### RECORDS
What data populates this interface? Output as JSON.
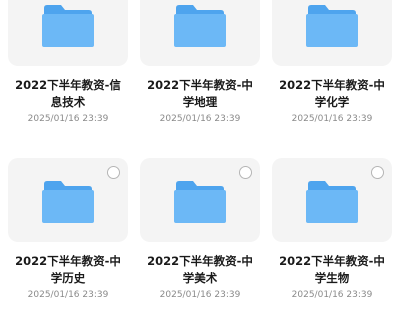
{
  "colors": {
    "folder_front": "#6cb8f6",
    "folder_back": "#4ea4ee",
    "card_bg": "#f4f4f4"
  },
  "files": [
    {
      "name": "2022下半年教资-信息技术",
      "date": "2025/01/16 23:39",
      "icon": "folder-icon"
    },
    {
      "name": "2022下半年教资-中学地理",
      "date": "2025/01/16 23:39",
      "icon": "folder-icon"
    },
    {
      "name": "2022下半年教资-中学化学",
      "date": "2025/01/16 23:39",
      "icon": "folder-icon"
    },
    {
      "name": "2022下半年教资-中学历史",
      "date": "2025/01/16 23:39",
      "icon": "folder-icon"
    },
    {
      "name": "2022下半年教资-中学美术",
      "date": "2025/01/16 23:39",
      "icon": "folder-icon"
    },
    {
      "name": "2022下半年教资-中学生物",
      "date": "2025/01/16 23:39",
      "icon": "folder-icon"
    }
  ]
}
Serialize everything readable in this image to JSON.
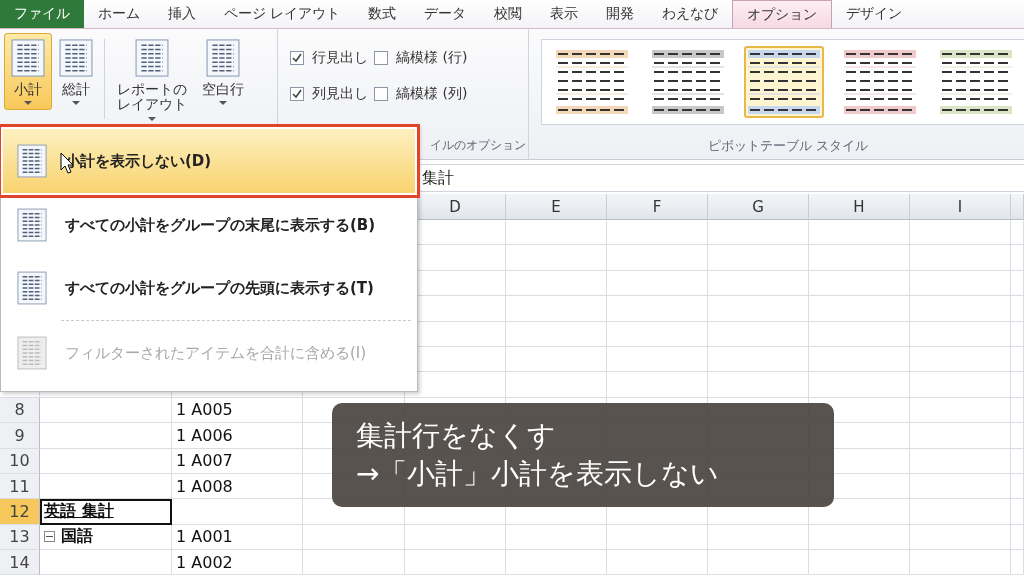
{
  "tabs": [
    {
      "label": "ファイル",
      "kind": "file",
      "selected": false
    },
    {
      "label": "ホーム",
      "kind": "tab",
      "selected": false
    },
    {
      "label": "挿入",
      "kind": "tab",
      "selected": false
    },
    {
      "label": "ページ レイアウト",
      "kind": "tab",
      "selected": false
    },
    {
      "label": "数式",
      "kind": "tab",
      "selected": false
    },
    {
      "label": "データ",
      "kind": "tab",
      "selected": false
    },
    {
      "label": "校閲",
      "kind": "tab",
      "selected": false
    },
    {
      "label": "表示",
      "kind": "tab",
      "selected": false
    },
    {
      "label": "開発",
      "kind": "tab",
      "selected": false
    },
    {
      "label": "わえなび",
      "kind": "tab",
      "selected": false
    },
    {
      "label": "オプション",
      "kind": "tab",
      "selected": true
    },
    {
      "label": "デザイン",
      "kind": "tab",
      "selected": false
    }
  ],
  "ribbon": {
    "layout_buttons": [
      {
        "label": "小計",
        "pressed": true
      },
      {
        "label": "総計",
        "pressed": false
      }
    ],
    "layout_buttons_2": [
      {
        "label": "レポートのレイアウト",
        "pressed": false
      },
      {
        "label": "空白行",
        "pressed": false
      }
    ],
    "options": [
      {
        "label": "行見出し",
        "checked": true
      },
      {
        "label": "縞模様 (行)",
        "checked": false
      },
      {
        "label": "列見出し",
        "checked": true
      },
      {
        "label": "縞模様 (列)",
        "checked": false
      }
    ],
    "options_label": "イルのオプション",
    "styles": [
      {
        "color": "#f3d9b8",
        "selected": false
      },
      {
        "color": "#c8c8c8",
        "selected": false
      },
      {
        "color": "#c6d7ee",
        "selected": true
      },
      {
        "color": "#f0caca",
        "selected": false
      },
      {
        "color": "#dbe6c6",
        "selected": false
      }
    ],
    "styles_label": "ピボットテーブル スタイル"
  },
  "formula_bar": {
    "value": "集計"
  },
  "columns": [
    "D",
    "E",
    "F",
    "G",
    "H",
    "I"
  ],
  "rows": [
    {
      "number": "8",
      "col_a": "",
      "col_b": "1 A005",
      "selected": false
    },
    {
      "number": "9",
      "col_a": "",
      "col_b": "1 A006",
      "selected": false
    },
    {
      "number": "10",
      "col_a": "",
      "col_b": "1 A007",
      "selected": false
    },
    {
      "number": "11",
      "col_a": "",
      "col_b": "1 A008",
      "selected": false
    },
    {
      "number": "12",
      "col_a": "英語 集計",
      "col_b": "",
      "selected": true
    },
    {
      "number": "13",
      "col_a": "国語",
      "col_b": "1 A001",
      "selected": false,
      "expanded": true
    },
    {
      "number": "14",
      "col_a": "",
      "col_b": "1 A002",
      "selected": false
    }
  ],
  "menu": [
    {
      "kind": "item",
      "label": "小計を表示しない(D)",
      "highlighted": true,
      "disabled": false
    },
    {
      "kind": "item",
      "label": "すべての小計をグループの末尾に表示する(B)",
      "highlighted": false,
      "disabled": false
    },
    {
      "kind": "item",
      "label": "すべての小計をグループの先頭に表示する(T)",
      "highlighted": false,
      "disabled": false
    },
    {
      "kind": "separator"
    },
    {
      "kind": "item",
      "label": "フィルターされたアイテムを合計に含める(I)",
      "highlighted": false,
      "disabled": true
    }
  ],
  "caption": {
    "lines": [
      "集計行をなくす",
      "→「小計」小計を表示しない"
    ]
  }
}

---

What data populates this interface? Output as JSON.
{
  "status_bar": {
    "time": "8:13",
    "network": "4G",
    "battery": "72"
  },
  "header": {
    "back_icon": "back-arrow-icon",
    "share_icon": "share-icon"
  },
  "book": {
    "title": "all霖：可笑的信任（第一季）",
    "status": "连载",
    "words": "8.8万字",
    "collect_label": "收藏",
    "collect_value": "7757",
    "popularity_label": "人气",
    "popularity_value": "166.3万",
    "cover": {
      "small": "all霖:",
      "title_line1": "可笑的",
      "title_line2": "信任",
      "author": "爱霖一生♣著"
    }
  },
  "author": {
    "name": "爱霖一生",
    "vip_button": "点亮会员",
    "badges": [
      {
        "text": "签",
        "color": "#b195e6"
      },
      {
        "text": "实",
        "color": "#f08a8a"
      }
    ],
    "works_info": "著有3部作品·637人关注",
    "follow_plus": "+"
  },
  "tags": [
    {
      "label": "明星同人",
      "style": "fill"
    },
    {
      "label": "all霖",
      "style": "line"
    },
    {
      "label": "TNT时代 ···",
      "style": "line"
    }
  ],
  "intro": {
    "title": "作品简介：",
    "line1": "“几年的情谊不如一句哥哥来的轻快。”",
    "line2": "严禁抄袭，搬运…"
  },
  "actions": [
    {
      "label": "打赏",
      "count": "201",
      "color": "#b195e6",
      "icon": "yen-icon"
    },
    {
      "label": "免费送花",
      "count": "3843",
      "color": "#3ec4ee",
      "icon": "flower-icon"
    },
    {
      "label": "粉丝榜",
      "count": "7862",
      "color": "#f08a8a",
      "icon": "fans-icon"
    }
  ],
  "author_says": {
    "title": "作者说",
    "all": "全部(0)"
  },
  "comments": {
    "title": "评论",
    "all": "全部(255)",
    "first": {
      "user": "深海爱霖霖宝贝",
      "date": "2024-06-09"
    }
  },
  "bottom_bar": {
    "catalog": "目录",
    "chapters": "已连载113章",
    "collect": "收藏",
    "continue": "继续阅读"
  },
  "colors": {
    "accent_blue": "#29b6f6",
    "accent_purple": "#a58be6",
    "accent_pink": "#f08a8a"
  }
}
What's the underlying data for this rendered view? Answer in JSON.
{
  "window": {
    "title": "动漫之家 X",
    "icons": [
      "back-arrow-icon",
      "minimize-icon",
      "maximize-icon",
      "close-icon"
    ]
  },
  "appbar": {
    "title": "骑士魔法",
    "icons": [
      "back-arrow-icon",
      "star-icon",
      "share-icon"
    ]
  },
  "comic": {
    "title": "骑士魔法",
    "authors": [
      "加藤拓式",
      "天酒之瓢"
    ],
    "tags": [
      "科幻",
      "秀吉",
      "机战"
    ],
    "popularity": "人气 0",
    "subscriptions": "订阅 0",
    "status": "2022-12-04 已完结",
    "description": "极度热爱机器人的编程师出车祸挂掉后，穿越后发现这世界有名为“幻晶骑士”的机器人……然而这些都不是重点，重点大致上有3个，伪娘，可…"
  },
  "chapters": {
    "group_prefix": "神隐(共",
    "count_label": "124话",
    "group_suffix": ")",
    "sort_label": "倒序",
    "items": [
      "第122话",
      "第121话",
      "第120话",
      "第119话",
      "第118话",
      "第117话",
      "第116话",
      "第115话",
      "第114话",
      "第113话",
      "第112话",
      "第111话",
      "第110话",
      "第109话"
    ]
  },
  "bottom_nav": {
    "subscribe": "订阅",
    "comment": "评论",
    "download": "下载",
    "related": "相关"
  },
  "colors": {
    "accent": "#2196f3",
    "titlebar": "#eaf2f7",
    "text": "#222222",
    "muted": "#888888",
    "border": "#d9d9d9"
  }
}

...

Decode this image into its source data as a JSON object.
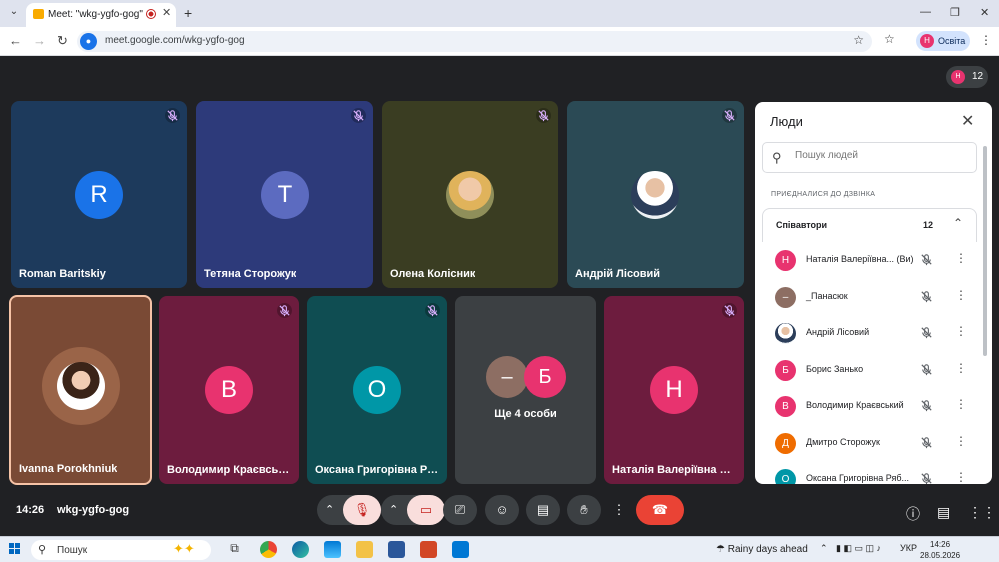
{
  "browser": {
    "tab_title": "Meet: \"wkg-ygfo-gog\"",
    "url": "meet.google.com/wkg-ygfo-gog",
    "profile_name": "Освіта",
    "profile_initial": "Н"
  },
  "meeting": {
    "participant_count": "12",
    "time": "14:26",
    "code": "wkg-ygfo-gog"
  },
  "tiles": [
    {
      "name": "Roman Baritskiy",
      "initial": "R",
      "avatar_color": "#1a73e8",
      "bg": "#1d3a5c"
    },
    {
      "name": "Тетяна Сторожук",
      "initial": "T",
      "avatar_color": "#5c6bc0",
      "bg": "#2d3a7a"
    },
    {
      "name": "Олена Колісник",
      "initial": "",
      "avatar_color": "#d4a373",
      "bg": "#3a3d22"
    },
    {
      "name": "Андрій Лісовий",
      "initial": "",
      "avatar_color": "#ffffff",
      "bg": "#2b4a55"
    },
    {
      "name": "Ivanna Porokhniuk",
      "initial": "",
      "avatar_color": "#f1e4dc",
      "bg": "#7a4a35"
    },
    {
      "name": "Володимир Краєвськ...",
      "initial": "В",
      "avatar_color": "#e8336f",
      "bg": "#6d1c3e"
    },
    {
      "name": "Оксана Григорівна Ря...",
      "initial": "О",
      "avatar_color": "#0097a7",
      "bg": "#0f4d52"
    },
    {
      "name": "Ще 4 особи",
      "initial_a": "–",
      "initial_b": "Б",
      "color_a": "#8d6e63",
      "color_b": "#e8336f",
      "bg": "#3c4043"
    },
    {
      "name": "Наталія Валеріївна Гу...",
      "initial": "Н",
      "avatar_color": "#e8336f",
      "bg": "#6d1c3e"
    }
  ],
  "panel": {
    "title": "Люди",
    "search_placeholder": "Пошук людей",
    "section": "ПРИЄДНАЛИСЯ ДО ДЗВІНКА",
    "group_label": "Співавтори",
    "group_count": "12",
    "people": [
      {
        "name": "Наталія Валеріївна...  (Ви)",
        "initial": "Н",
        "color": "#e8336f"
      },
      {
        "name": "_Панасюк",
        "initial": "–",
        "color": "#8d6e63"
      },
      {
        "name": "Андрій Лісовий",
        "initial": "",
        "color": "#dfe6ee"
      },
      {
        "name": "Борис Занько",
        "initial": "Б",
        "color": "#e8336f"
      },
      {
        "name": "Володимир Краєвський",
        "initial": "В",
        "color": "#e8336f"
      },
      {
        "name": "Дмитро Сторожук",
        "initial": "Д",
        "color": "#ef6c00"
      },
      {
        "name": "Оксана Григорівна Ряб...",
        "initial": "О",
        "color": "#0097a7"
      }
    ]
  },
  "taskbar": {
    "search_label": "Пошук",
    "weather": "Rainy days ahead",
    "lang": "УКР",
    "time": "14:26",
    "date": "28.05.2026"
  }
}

### GOAL
Above are the records. Copy every line in them holding "Наталія".

### TASK ANSWER
      "name": "Наталія Валеріївна Гу...",
        "name": "Наталія Валеріївна...  (Ви)",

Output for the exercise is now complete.